● **What you are asked to do**
Each line of the material below that holds the word "this" needs to be copied.

··· Supplied data

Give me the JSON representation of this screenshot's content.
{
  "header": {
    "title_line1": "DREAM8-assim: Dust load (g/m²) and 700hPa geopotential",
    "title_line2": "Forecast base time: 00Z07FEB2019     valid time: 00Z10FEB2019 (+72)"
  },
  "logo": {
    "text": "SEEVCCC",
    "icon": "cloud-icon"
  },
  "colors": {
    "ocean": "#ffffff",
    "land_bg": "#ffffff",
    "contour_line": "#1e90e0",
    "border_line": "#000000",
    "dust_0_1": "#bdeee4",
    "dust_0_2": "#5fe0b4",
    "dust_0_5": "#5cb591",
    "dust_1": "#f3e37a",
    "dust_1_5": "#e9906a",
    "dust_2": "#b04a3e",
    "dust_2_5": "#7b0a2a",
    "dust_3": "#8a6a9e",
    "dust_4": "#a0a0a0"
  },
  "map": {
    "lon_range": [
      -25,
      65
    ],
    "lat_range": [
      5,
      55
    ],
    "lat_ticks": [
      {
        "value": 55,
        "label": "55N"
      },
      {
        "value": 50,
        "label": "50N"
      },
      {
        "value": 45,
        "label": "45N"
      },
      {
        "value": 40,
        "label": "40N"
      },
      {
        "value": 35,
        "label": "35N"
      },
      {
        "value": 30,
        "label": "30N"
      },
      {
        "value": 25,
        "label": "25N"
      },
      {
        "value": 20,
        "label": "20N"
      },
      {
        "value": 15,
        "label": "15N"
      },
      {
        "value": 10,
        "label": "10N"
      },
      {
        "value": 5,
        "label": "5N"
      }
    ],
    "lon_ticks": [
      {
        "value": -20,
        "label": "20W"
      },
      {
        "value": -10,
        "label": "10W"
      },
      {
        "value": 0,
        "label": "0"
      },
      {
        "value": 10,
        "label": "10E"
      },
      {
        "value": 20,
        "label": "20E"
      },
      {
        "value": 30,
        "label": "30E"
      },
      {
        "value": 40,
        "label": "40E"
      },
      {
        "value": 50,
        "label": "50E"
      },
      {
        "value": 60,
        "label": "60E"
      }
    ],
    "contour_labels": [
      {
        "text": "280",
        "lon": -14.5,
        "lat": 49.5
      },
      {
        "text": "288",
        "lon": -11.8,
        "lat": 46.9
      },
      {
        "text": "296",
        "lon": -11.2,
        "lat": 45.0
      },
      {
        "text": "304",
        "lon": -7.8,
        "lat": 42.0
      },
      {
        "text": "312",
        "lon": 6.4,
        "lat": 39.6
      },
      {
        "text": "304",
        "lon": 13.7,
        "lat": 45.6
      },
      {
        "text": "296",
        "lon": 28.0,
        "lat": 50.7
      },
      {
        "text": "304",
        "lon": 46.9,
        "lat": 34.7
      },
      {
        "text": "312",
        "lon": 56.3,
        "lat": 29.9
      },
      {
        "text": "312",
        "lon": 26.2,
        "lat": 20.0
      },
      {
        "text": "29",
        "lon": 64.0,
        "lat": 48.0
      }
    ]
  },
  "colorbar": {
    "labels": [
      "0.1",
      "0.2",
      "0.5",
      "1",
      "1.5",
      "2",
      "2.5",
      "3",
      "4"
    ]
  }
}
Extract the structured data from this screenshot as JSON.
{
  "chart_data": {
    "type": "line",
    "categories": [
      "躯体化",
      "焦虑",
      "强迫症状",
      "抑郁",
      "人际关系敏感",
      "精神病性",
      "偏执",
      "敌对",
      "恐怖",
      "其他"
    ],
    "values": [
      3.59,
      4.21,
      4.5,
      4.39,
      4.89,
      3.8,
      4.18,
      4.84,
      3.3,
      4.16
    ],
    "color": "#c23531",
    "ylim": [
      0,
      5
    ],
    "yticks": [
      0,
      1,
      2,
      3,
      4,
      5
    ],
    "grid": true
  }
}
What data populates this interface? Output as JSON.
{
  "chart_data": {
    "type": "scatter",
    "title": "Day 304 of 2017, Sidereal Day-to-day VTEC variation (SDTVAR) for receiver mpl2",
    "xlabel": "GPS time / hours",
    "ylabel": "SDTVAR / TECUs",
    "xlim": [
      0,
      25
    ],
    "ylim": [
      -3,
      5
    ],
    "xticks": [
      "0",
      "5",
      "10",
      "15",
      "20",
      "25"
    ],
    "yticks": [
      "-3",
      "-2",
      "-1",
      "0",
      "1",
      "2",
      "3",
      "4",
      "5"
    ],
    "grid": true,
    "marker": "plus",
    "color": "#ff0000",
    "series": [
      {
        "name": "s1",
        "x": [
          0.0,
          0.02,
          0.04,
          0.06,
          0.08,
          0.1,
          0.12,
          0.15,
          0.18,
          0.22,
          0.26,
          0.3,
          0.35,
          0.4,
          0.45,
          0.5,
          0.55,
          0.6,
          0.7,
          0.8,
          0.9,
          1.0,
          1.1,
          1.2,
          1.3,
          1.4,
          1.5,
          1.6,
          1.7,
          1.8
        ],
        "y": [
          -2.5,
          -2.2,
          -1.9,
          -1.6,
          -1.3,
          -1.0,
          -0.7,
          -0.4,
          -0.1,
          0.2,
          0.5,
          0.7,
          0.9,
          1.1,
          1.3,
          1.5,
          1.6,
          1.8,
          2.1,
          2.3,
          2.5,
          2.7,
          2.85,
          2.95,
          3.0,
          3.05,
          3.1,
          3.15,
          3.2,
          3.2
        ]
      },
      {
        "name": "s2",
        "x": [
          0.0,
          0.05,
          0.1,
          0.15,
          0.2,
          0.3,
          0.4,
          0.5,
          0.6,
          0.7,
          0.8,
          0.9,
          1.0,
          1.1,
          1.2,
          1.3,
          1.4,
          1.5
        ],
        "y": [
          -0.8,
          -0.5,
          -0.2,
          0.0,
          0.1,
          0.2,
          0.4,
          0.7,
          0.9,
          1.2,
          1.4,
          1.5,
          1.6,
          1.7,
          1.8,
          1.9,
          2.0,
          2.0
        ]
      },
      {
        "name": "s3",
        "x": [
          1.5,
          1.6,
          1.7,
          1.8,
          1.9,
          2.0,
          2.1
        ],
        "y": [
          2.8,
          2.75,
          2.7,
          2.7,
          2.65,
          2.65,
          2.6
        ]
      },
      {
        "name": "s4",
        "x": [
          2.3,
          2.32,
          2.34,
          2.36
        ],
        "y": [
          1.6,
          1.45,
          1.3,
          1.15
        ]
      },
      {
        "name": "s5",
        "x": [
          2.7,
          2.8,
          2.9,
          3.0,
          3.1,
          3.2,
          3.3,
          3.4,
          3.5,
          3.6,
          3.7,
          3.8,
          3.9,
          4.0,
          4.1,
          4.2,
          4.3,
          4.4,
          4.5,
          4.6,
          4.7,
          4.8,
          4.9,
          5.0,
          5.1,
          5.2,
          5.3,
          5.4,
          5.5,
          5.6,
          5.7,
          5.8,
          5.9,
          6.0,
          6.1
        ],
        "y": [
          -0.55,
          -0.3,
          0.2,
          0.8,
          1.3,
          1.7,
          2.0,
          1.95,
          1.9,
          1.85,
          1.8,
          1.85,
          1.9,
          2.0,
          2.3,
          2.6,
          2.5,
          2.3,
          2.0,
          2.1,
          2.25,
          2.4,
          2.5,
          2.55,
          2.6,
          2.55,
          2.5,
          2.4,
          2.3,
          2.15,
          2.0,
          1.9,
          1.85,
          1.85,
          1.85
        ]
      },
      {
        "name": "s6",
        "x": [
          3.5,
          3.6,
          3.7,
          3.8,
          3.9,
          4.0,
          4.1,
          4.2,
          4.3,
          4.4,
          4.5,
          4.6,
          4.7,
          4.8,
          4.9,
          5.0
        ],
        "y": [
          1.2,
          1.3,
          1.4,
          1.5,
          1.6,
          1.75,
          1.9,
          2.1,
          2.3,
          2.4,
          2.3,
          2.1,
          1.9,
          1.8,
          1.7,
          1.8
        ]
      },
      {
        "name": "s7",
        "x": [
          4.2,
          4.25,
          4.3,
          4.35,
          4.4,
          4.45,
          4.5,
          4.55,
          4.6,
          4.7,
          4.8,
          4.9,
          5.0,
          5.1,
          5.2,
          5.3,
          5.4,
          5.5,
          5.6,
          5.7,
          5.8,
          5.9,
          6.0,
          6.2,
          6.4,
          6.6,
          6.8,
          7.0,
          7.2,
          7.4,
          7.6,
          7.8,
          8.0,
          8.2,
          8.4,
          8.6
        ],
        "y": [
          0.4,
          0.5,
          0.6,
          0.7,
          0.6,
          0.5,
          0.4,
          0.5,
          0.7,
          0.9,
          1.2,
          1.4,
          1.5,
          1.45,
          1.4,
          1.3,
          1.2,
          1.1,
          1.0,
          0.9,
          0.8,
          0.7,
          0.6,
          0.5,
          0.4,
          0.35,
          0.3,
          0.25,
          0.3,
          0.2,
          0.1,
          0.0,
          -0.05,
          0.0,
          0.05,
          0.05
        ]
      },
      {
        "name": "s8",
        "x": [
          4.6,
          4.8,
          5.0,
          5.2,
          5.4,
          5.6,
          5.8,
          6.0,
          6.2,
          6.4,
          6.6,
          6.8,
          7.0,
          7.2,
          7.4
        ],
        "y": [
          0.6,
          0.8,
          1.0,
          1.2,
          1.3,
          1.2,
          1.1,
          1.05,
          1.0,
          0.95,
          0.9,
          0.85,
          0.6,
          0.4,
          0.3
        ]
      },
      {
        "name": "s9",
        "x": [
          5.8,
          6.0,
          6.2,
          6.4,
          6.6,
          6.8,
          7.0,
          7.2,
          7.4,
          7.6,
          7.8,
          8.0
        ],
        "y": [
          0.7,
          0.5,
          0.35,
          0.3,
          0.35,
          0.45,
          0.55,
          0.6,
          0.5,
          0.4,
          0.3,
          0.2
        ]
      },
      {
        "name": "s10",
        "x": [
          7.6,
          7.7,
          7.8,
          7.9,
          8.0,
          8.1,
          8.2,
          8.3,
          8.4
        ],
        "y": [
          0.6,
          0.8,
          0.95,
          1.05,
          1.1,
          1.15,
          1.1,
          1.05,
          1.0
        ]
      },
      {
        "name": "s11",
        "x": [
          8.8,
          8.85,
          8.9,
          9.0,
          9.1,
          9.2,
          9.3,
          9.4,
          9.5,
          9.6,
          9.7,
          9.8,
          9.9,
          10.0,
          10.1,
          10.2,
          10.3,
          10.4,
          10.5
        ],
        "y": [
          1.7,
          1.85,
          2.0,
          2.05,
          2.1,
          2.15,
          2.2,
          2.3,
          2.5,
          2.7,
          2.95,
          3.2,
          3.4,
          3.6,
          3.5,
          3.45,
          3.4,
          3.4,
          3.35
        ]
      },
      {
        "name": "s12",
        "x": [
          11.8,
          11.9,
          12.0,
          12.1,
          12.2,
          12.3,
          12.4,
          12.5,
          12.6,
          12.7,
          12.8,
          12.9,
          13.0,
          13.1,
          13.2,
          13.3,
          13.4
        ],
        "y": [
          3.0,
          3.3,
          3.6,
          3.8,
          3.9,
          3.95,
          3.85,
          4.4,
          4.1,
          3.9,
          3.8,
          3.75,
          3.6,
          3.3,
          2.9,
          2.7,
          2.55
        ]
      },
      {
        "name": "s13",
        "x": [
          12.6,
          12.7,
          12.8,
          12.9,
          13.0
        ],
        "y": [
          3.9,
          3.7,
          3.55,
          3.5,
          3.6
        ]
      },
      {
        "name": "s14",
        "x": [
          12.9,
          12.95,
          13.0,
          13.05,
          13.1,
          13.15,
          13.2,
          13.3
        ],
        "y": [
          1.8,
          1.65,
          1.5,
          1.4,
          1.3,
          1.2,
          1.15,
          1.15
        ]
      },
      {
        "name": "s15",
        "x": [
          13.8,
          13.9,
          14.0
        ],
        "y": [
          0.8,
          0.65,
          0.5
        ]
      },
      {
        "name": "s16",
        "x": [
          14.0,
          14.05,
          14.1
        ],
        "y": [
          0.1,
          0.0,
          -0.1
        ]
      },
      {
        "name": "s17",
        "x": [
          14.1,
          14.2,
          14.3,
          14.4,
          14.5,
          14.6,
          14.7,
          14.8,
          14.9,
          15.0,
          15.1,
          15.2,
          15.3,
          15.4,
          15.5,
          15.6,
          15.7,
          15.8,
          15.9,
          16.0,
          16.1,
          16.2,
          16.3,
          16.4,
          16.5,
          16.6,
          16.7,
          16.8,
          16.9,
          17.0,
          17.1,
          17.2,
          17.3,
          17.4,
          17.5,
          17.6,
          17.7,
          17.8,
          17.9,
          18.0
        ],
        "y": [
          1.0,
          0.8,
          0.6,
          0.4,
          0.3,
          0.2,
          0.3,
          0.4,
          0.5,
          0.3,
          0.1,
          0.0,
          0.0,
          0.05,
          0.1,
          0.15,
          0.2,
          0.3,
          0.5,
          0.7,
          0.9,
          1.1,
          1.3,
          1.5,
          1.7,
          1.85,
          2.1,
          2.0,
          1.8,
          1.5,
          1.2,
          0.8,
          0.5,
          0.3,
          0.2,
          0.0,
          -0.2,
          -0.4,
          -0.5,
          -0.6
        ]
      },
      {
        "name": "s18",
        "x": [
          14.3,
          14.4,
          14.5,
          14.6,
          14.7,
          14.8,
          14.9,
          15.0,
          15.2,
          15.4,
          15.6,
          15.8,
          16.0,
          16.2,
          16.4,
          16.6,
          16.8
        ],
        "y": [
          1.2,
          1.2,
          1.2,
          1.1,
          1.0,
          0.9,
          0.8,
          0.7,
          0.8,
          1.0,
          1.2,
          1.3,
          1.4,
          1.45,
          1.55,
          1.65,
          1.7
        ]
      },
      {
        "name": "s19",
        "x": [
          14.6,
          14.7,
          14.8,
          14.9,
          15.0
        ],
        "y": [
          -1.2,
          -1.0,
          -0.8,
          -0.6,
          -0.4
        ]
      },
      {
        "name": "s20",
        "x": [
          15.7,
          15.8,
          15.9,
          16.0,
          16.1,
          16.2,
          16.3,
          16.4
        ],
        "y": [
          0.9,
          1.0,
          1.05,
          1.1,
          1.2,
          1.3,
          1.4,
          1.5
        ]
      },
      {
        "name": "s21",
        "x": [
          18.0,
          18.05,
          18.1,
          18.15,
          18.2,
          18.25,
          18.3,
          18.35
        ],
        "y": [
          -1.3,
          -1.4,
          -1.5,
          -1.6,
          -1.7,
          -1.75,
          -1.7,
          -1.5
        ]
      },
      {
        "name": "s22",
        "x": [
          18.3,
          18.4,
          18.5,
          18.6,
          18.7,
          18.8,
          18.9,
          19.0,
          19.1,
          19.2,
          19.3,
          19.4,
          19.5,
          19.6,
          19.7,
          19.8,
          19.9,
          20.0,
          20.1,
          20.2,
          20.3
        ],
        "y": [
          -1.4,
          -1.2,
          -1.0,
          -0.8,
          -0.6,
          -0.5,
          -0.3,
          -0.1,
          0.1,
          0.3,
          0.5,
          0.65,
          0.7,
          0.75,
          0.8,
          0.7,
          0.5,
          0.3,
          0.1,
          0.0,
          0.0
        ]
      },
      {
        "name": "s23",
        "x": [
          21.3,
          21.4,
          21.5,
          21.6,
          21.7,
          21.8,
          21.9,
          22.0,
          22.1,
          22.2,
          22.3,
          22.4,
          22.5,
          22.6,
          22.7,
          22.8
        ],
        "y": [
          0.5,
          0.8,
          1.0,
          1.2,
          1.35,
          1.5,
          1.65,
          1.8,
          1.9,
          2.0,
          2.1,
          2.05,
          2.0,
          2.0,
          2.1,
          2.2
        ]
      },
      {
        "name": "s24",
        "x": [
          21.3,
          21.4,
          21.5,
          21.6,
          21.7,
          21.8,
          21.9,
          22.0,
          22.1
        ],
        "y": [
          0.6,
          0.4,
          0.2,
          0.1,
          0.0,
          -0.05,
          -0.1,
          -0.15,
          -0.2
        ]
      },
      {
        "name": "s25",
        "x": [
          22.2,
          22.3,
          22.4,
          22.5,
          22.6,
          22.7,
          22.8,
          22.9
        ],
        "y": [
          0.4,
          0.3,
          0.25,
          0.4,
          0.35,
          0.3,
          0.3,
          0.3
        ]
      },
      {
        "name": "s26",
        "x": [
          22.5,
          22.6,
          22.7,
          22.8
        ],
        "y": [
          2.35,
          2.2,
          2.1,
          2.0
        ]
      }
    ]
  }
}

······

● **The response**
Give me the JSON representation of this screenshot's content.
Extract the structured data from this screenshot as JSON.
What data populates this interface? Output as JSON.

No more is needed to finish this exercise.